*Recorded data:*
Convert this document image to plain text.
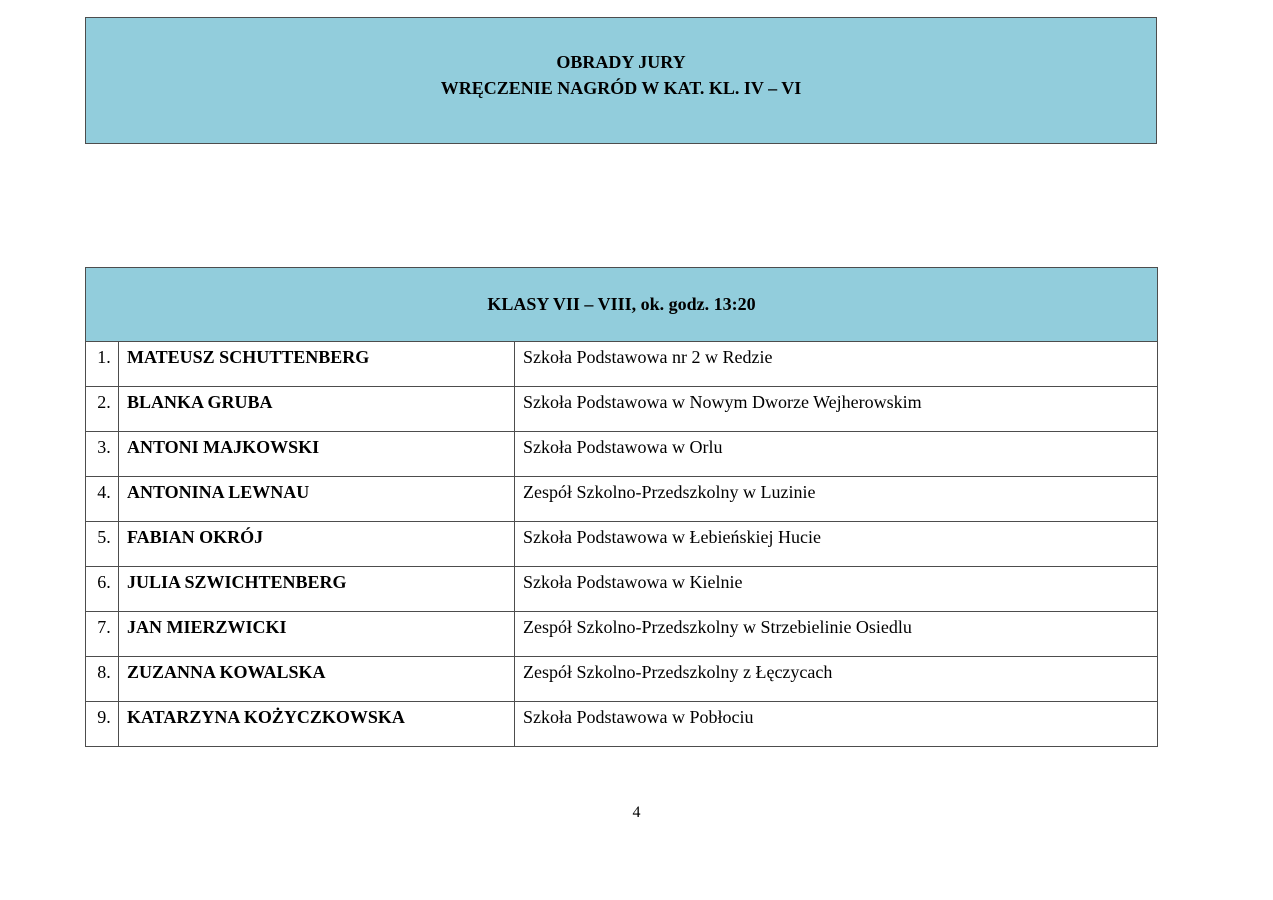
OBRADY JURY
WRĘCZENIE NAGRÓD W KAT. KL. IV – VI
KLASY VII – VIII, ok. godz. 13:20		
1.	MATEUSZ SCHUTTENBERG	Szkoła Podstawowa nr 2 w Redzie
2.	BLANKA GRUBA	Szkoła Podstawowa w Nowym Dworze Wejherowskim
3.	ANTONI MAJKOWSKI	Szkoła Podstawowa w Orlu
4.	ANTONINA LEWNAU	Zespół Szkolno-Przedszkolny w Luzinie
5.	FABIAN OKRÓJ	Szkoła Podstawowa w Łebieńskiej Hucie
6.	JULIA SZWICHTENBERG	Szkoła Podstawowa w Kielnie
7.	JAN MIERZWICKI	Zespół Szkolno-Przedszkolny w Strzebielinie Osiedlu
8.	ZUZANNA KOWALSKA	Zespół Szkolno-Przedszkolny z Łęczycach
9.	KATARZYNA KOŻYCZKOWSKA	Szkoła Podstawowa w Pobłociu
4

*What is expected:*
Quote the listing above in full, except for the pictures.

*Task answer:*
Convert this document image to plain text.
OBRADY JURY
WRĘCZENIE NAGRÓD W KAT. KL. IV – VI
KLASY VII – VIII, ok. godz. 13:20		
1.	MATEUSZ SCHUTTENBERG	Szkoła Podstawowa nr 2 w Redzie
2.	BLANKA GRUBA	Szkoła Podstawowa w Nowym Dworze Wejherowskim
3.	ANTONI MAJKOWSKI	Szkoła Podstawowa w Orlu
4.	ANTONINA LEWNAU	Zespół Szkolno-Przedszkolny w Luzinie
5.	FABIAN OKRÓJ	Szkoła Podstawowa w Łebieńskiej Hucie
6.	JULIA SZWICHTENBERG	Szkoła Podstawowa w Kielnie
7.	JAN MIERZWICKI	Zespół Szkolno-Przedszkolny w Strzebielinie Osiedlu
8.	ZUZANNA KOWALSKA	Zespół Szkolno-Przedszkolny z Łęczycach
9.	KATARZYNA KOŻYCZKOWSKA	Szkoła Podstawowa w Pobłociu
4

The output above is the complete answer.